BEGIN Source records

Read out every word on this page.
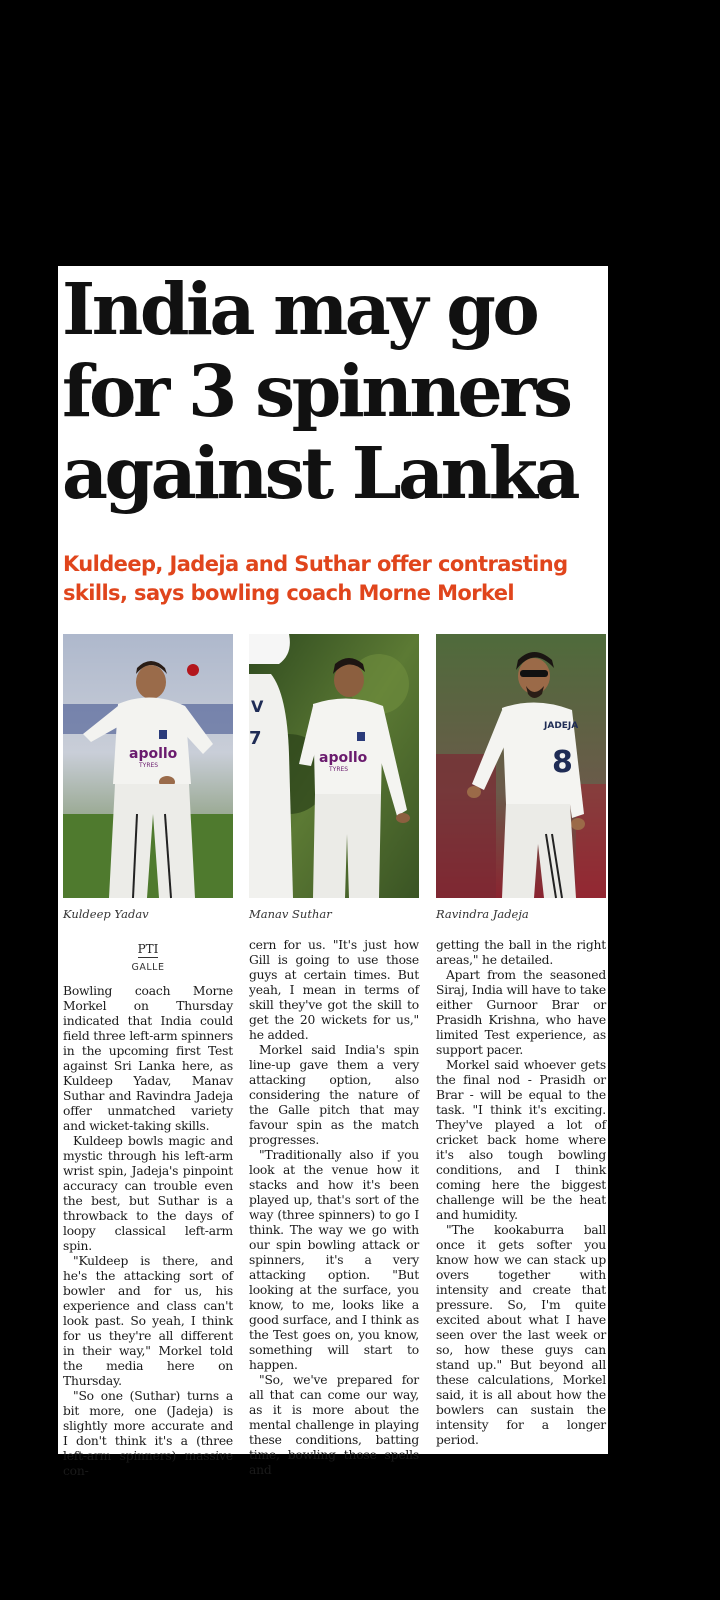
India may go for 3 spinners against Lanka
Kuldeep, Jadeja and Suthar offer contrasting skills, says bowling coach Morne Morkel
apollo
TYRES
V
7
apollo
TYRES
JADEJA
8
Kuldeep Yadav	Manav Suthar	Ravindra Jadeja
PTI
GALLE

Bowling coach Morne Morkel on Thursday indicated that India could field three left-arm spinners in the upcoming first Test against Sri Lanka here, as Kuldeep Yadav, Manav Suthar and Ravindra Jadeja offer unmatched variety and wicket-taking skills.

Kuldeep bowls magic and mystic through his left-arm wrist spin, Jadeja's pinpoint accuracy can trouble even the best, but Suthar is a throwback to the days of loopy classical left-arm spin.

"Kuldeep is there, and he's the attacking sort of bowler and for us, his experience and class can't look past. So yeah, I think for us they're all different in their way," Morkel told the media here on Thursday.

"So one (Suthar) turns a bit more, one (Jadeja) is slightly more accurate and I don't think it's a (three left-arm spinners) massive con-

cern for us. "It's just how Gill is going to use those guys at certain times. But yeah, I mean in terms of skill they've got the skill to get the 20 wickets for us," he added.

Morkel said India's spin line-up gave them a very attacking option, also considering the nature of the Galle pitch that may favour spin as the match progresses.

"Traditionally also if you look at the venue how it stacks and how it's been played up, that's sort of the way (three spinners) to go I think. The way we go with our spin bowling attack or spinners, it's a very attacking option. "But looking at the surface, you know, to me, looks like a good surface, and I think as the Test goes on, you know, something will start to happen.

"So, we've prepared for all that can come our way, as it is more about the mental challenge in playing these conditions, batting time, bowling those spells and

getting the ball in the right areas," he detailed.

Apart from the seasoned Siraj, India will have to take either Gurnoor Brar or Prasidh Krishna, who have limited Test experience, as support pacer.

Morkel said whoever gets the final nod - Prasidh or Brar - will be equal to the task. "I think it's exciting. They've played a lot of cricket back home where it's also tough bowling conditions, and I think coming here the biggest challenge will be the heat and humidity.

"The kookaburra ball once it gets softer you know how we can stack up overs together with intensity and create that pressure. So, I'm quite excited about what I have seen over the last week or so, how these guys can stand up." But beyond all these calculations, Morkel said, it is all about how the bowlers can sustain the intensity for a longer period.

END Source records
BEGIN Source records

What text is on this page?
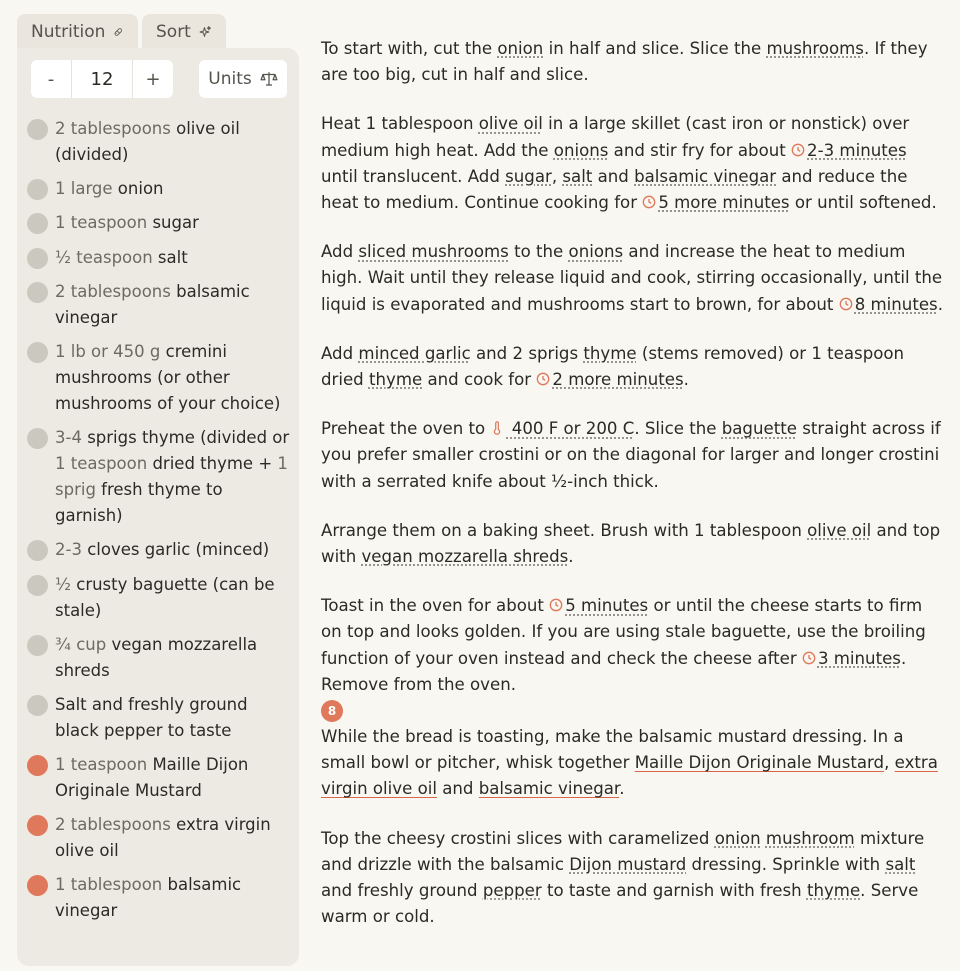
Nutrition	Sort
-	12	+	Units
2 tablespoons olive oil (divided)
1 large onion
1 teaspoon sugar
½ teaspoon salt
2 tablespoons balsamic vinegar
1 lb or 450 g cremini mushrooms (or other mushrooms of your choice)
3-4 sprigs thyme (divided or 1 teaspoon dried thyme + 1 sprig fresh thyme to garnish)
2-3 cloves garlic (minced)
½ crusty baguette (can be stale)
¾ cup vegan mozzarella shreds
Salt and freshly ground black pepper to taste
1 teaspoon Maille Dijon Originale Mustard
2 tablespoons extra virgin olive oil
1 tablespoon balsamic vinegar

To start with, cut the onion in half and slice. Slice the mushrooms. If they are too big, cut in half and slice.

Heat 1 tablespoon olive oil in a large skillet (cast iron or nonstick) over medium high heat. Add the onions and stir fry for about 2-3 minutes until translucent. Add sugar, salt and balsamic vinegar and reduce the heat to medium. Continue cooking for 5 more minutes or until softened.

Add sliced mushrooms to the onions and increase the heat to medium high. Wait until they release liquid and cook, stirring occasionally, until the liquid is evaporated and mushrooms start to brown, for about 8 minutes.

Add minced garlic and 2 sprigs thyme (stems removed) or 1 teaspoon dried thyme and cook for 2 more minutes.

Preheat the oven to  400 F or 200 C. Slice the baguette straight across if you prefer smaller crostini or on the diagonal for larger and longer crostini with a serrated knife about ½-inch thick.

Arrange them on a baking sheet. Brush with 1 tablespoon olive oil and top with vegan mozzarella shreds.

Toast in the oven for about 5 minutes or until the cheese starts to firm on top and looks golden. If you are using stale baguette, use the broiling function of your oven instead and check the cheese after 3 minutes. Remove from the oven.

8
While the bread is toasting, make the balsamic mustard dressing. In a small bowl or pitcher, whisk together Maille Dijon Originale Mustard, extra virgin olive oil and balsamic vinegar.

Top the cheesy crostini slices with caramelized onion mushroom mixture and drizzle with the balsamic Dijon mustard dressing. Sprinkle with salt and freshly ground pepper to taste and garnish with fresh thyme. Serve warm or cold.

END Source records

**To do:**
From the entries above, extract each line containing "longer".

**Written solution:**
"The kookaburra ball once it gets softer you know how we can stack up overs together with intensity and create that pressure. So, I'm quite excited about what I have seen over the last week or so, how these guys can stand up." But beyond all these calculations, Morkel said, it is all about how the bowlers can sustain the intensity for a longer period.
Preheat the oven to  400 F or 200 C. Slice the baguette straight across if you prefer smaller crostini or on the diagonal for larger and longer crostini with a serrated knife about ½-inch thick.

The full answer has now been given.